**SET PROBLEM**
Extract every line of the items below and reproduce each one unchanged.
** BEGIN **
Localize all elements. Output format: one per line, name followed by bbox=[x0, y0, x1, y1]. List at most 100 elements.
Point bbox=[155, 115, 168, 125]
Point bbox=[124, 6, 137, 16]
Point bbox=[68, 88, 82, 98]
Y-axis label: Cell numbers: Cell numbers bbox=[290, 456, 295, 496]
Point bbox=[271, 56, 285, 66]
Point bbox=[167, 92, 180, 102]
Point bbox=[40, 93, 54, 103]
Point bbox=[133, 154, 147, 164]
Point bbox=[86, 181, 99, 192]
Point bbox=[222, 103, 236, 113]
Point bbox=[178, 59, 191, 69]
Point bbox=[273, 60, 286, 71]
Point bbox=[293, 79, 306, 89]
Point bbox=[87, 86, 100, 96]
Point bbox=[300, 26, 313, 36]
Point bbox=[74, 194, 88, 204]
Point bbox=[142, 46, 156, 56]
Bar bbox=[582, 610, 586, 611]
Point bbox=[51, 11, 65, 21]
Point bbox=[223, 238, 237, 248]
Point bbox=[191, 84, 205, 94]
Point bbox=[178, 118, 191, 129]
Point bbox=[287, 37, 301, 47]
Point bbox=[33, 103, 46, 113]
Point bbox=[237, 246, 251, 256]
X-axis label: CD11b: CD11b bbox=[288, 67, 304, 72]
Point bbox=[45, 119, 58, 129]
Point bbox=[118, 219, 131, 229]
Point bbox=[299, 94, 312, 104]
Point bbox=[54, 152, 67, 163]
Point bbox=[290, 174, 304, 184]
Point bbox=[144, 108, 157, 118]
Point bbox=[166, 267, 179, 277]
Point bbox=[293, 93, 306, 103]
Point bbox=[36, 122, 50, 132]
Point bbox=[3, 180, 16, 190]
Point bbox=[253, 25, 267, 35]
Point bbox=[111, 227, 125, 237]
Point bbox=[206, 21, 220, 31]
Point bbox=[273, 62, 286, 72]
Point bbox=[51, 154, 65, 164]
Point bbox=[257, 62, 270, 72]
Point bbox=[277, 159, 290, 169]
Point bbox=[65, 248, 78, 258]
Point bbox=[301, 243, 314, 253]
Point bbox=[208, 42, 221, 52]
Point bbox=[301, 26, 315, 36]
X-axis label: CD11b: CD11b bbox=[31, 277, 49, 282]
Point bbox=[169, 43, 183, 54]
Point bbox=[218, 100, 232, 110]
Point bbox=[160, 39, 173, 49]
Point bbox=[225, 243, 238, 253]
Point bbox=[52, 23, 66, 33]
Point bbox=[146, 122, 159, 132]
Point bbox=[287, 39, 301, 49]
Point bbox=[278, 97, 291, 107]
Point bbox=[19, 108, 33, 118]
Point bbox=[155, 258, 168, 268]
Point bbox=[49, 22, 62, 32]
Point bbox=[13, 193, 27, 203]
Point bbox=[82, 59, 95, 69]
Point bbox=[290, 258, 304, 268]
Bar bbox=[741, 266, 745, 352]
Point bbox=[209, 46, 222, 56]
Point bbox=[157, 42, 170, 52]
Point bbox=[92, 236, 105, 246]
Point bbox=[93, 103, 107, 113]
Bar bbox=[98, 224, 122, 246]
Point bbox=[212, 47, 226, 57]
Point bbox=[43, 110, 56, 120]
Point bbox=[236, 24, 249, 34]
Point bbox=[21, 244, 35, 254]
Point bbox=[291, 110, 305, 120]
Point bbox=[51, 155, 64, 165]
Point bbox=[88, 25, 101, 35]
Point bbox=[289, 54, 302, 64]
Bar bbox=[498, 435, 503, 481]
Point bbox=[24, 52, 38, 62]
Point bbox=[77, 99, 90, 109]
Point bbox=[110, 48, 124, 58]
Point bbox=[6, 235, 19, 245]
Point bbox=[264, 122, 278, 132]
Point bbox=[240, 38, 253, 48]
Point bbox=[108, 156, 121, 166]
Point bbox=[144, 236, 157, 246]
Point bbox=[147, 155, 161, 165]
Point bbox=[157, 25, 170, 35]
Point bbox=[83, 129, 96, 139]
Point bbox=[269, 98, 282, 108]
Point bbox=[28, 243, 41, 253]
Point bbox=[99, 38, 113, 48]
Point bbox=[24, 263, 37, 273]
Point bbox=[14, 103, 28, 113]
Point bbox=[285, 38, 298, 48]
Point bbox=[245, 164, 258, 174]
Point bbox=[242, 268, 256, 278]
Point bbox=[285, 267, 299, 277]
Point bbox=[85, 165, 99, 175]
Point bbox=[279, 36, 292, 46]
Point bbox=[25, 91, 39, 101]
** END **
**SOLVED PROBLEM**
Localize all elements. Output format: one per line, name followed by bbox=[x0, y0, x1, y1]. List at most 100 elements.
Point bbox=[155, 115, 168, 125]
Point bbox=[124, 6, 137, 16]
Point bbox=[68, 88, 82, 98]
Y-axis label: Cell numbers: Cell numbers bbox=[290, 456, 295, 496]
Point bbox=[271, 56, 285, 66]
Point bbox=[167, 92, 180, 102]
Point bbox=[40, 93, 54, 103]
Point bbox=[133, 154, 147, 164]
Point bbox=[86, 181, 99, 192]
Point bbox=[222, 103, 236, 113]
Point bbox=[178, 59, 191, 69]
Point bbox=[273, 60, 286, 71]
Point bbox=[293, 79, 306, 89]
Point bbox=[87, 86, 100, 96]
Point bbox=[300, 26, 313, 36]
Point bbox=[74, 194, 88, 204]
Point bbox=[142, 46, 156, 56]
Bar bbox=[582, 610, 586, 611]
Point bbox=[51, 11, 65, 21]
Point bbox=[223, 238, 237, 248]
Point bbox=[191, 84, 205, 94]
Point bbox=[178, 118, 191, 129]
Point bbox=[287, 37, 301, 47]
Point bbox=[33, 103, 46, 113]
Point bbox=[237, 246, 251, 256]
X-axis label: CD11b: CD11b bbox=[288, 67, 304, 72]
Point bbox=[45, 119, 58, 129]
Point bbox=[118, 219, 131, 229]
Point bbox=[299, 94, 312, 104]
Point bbox=[54, 152, 67, 163]
Point bbox=[290, 174, 304, 184]
Point bbox=[144, 108, 157, 118]
Point bbox=[166, 267, 179, 277]
Point bbox=[293, 93, 306, 103]
Point bbox=[36, 122, 50, 132]
Point bbox=[3, 180, 16, 190]
Point bbox=[253, 25, 267, 35]
Point bbox=[111, 227, 125, 237]
Point bbox=[206, 21, 220, 31]
Point bbox=[273, 62, 286, 72]
Point bbox=[51, 154, 65, 164]
Point bbox=[257, 62, 270, 72]
Point bbox=[277, 159, 290, 169]
Point bbox=[65, 248, 78, 258]
Point bbox=[301, 243, 314, 253]
Point bbox=[208, 42, 221, 52]
Point bbox=[301, 26, 315, 36]
X-axis label: CD11b: CD11b bbox=[31, 277, 49, 282]
Point bbox=[169, 43, 183, 54]
Point bbox=[218, 100, 232, 110]
Point bbox=[160, 39, 173, 49]
Point bbox=[225, 243, 238, 253]
Point bbox=[52, 23, 66, 33]
Point bbox=[146, 122, 159, 132]
Point bbox=[287, 39, 301, 49]
Point bbox=[278, 97, 291, 107]
Point bbox=[19, 108, 33, 118]
Point bbox=[155, 258, 168, 268]
Point bbox=[49, 22, 62, 32]
Point bbox=[13, 193, 27, 203]
Point bbox=[82, 59, 95, 69]
Point bbox=[290, 258, 304, 268]
Bar bbox=[741, 266, 745, 352]
Point bbox=[209, 46, 222, 56]
Point bbox=[157, 42, 170, 52]
Point bbox=[92, 236, 105, 246]
Point bbox=[93, 103, 107, 113]
Bar bbox=[98, 224, 122, 246]
Point bbox=[212, 47, 226, 57]
Point bbox=[43, 110, 56, 120]
Point bbox=[236, 24, 249, 34]
Point bbox=[21, 244, 35, 254]
Point bbox=[291, 110, 305, 120]
Point bbox=[51, 155, 64, 165]
Point bbox=[88, 25, 101, 35]
Point bbox=[289, 54, 302, 64]
Bar bbox=[498, 435, 503, 481]
Point bbox=[24, 52, 38, 62]
Point bbox=[77, 99, 90, 109]
Point bbox=[110, 48, 124, 58]
Point bbox=[6, 235, 19, 245]
Point bbox=[264, 122, 278, 132]
Point bbox=[240, 38, 253, 48]
Point bbox=[108, 156, 121, 166]
Point bbox=[144, 236, 157, 246]
Point bbox=[147, 155, 161, 165]
Point bbox=[157, 25, 170, 35]
Point bbox=[83, 129, 96, 139]
Point bbox=[269, 98, 282, 108]
Point bbox=[28, 243, 41, 253]
Point bbox=[99, 38, 113, 48]
Point bbox=[24, 263, 37, 273]
Point bbox=[14, 103, 28, 113]
Point bbox=[285, 38, 298, 48]
Point bbox=[245, 164, 258, 174]
Point bbox=[242, 268, 256, 278]
Point bbox=[285, 267, 299, 277]
Point bbox=[85, 165, 99, 175]
Point bbox=[279, 36, 292, 46]
Point bbox=[25, 91, 39, 101]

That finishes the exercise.